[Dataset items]
========
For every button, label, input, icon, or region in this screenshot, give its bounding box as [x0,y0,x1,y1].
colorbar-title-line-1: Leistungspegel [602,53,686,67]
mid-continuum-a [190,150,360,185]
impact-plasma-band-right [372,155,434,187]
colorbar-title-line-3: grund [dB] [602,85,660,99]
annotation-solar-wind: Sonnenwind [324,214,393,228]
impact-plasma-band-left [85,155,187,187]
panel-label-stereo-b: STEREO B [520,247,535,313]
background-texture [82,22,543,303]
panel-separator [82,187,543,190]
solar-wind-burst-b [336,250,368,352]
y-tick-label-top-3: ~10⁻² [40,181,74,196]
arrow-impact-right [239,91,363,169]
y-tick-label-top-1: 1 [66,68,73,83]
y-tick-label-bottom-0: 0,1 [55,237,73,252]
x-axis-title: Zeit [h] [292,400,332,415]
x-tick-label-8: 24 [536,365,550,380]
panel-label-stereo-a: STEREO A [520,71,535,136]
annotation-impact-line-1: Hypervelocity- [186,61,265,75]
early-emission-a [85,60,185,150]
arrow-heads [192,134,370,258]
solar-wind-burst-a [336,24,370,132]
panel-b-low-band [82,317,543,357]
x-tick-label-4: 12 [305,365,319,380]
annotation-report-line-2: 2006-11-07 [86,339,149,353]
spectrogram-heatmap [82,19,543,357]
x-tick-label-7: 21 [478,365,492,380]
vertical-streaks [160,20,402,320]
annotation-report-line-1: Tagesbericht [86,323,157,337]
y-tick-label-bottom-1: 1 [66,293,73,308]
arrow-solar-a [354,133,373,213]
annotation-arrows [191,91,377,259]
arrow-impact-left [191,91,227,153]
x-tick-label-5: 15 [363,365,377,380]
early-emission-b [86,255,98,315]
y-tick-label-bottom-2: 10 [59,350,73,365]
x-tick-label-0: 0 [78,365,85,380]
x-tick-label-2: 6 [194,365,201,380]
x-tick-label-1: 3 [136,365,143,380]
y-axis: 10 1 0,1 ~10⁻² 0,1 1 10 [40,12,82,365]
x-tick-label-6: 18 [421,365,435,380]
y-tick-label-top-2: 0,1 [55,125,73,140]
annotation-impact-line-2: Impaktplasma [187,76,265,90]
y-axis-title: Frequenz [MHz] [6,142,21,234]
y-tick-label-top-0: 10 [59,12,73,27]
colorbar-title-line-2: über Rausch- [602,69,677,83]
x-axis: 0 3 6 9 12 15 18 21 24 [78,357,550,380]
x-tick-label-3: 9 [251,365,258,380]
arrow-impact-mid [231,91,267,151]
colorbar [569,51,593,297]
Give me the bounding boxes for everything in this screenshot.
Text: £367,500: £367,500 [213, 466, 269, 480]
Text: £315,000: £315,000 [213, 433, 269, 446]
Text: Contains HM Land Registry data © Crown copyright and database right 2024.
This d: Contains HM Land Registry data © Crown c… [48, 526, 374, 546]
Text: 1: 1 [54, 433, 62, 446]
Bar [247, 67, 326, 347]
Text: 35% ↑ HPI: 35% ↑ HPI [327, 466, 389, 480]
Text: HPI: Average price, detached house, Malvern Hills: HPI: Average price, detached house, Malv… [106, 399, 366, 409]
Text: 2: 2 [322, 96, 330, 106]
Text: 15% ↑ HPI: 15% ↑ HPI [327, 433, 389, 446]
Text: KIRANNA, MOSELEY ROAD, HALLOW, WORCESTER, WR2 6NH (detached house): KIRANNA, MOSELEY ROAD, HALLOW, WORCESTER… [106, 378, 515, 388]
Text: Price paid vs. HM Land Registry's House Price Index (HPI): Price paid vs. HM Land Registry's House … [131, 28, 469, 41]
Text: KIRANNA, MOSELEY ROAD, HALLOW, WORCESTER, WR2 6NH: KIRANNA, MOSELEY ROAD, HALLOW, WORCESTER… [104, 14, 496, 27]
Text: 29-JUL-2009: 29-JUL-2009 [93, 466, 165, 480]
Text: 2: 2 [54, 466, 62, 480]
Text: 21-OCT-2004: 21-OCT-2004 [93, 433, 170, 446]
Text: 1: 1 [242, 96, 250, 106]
========
Instruction: Will you transcribe every line of the listing above, character for character?

Task solution:
For every button, label, input, icon, or region in this screenshot, give its bounding box as [x0,y0,x1,y1].
colorbar-title-line-1: Leistungspegel [602,53,686,67]
mid-continuum-a [190,150,360,185]
impact-plasma-band-right [372,155,434,187]
colorbar-title-line-3: grund [dB] [602,85,660,99]
annotation-solar-wind: Sonnenwind [324,214,393,228]
impact-plasma-band-left [85,155,187,187]
panel-label-stereo-b: STEREO B [520,247,535,313]
background-texture [82,22,543,303]
panel-separator [82,187,543,190]
solar-wind-burst-b [336,250,368,352]
y-tick-label-top-3: ~10⁻² [40,181,74,196]
arrow-impact-right [239,91,363,169]
y-tick-label-top-1: 1 [66,68,73,83]
y-tick-label-bottom-0: 0,1 [55,237,73,252]
x-axis-title: Zeit [h] [292,400,332,415]
x-tick-label-8: 24 [536,365,550,380]
panel-label-stereo-a: STEREO A [520,71,535,136]
annotation-impact-line-1: Hypervelocity- [186,61,265,75]
early-emission-a [85,60,185,150]
arrow-heads [192,134,370,258]
solar-wind-burst-a [336,24,370,132]
panel-b-low-band [82,317,543,357]
x-tick-label-4: 12 [305,365,319,380]
annotation-report-line-2: 2006-11-07 [86,339,149,353]
spectrogram-heatmap [82,19,543,357]
x-tick-label-7: 21 [478,365,492,380]
vertical-streaks [160,20,402,320]
annotation-report-line-1: Tagesbericht [86,323,157,337]
y-tick-label-bottom-1: 1 [66,293,73,308]
arrow-solar-a [354,133,373,213]
annotation-arrows [191,91,377,259]
arrow-impact-left [191,91,227,153]
x-tick-label-5: 15 [363,365,377,380]
early-emission-b [86,255,98,315]
y-tick-label-bottom-2: 10 [59,350,73,365]
x-tick-label-0: 0 [78,365,85,380]
x-tick-label-2: 6 [194,365,201,380]
x-tick-label-1: 3 [136,365,143,380]
y-axis: 10 1 0,1 ~10⁻² 0,1 1 10 [40,12,82,365]
x-tick-label-6: 18 [421,365,435,380]
y-tick-label-top-2: 0,1 [55,125,73,140]
annotation-impact-line-2: Impaktplasma [187,76,265,90]
y-axis-title: Frequenz [MHz] [6,142,21,234]
y-tick-label-top-0: 10 [59,12,73,27]
colorbar-title-line-2: über Rausch- [602,69,677,83]
x-axis: 0 3 6 9 12 15 18 21 24 [78,357,550,380]
x-tick-label-3: 9 [251,365,258,380]
arrow-impact-mid [231,91,267,151]
colorbar [569,51,593,297]
Give me the bounding boxes for everything in this screenshot.
Text: £367,500: £367,500 [213, 466, 269, 480]
Text: £315,000: £315,000 [213, 433, 269, 446]
Text: Contains HM Land Registry data © Crown copyright and database right 2024.
This d: Contains HM Land Registry data © Crown c… [48, 526, 374, 546]
Text: 1: 1 [54, 433, 62, 446]
Bar [247, 67, 326, 347]
Text: 35% ↑ HPI: 35% ↑ HPI [327, 466, 389, 480]
Text: HPI: Average price, detached house, Malvern Hills: HPI: Average price, detached house, Malv… [106, 399, 366, 409]
Text: 2: 2 [322, 96, 330, 106]
Text: 15% ↑ HPI: 15% ↑ HPI [327, 433, 389, 446]
Text: KIRANNA, MOSELEY ROAD, HALLOW, WORCESTER, WR2 6NH (detached house): KIRANNA, MOSELEY ROAD, HALLOW, WORCESTER… [106, 378, 515, 388]
Text: Price paid vs. HM Land Registry's House Price Index (HPI): Price paid vs. HM Land Registry's House … [131, 28, 469, 41]
Text: KIRANNA, MOSELEY ROAD, HALLOW, WORCESTER, WR2 6NH: KIRANNA, MOSELEY ROAD, HALLOW, WORCESTER… [104, 14, 496, 27]
Text: 29-JUL-2009: 29-JUL-2009 [93, 466, 165, 480]
Text: 2: 2 [54, 466, 62, 480]
Text: 21-OCT-2004: 21-OCT-2004 [93, 433, 170, 446]
Text: 1: 1 [242, 96, 250, 106]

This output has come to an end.